** EXTRACTED DATA follows **

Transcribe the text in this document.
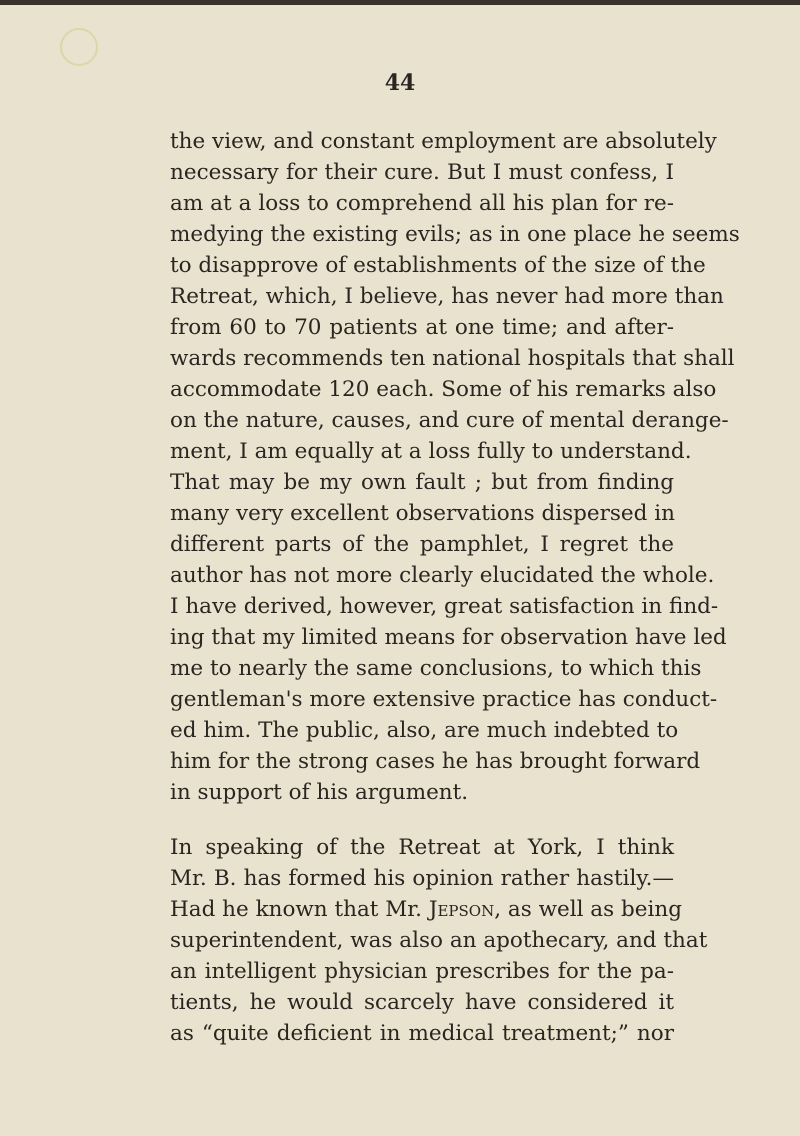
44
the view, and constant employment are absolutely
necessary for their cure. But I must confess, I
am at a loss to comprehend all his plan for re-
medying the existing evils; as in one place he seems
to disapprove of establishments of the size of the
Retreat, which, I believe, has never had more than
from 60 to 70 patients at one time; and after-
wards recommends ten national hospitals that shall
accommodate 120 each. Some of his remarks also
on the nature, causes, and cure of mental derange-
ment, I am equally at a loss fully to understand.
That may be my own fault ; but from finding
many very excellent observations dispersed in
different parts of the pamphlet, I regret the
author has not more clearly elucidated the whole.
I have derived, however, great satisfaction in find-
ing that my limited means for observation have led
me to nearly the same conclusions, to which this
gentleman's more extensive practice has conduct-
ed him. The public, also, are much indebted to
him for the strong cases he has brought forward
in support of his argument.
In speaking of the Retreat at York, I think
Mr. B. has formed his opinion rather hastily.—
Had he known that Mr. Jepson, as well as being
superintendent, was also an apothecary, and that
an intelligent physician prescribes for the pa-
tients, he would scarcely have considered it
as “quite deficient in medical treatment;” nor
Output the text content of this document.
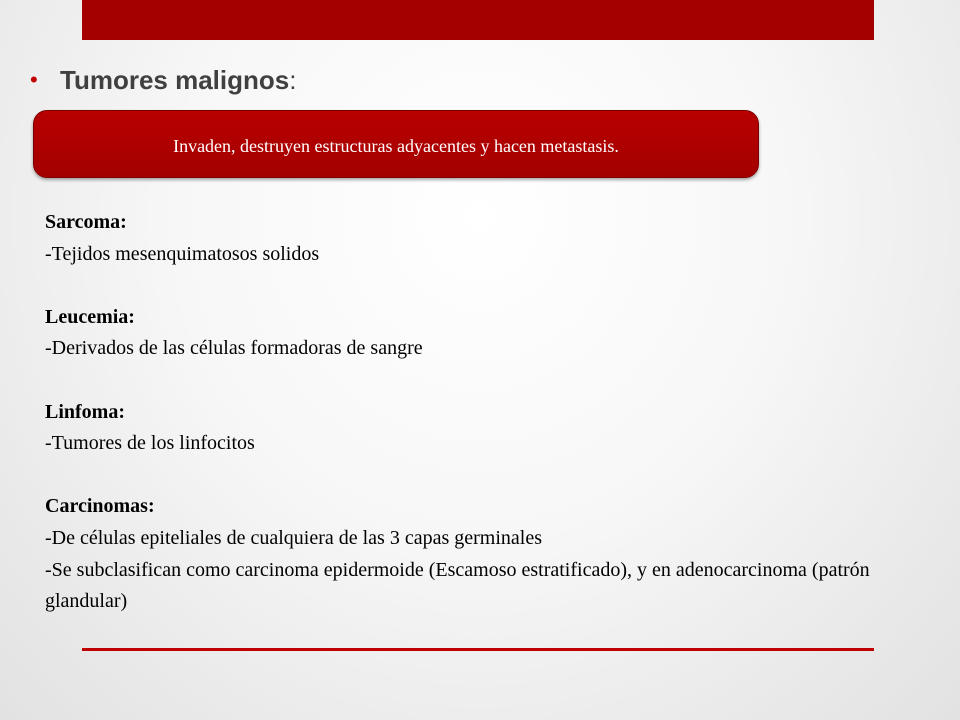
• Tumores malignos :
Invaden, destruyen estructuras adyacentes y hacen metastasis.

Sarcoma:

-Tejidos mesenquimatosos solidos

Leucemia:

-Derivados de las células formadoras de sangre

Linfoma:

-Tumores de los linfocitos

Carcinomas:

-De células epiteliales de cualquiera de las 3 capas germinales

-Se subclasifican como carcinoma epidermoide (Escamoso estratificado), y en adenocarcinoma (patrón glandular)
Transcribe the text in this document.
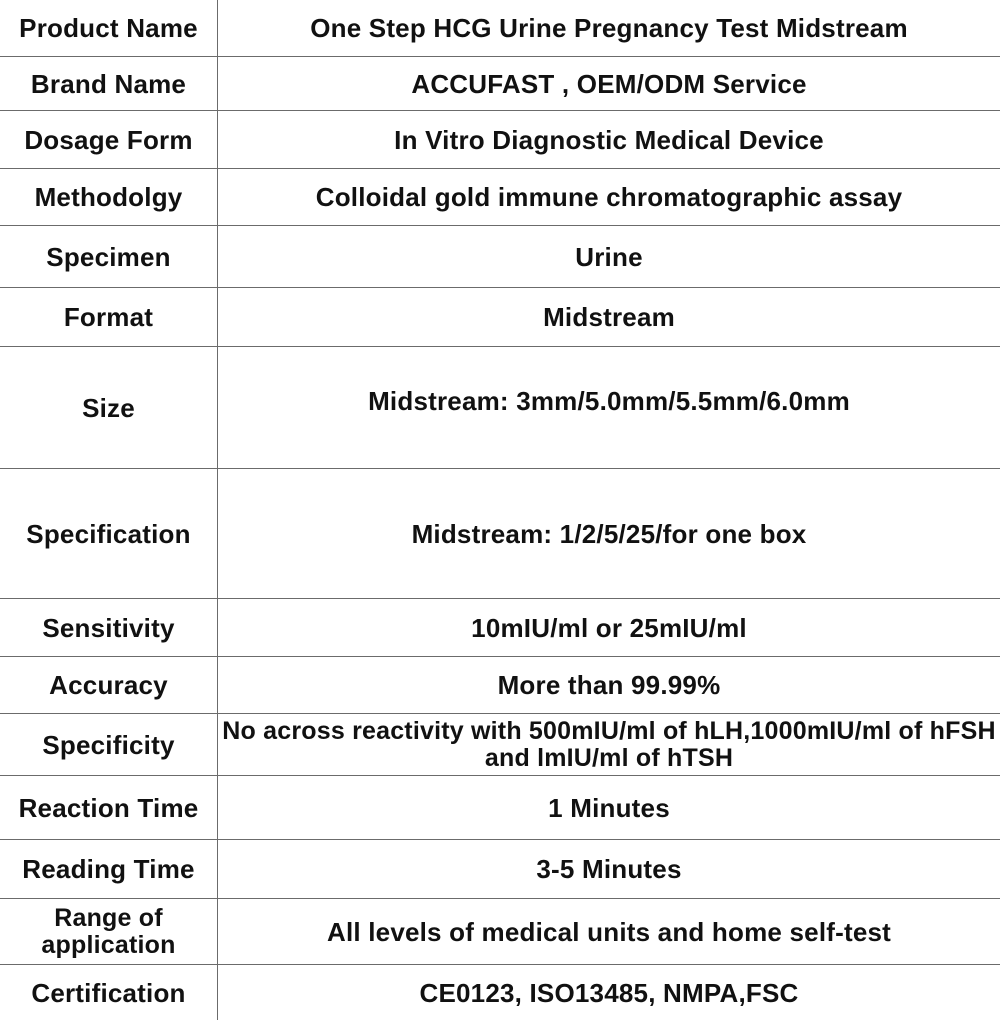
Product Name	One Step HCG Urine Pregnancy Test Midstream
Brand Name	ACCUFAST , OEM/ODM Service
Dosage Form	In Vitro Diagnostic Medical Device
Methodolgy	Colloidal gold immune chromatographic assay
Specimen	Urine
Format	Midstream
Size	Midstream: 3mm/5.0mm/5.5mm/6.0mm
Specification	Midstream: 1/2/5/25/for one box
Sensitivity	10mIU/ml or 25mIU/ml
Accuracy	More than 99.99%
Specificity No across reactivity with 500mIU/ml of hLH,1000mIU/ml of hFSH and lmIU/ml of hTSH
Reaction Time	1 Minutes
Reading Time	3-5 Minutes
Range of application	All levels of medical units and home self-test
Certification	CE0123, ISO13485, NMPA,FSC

** End of EXTRACTED DATA **

-- EXERCISE AIM --
Pull every line with the string "cure" from the data above.

-- SOLUTION FOR THIS EXERCISE --
necessary for their cure. But I must confess, I
on the nature, causes, and cure of mental derange-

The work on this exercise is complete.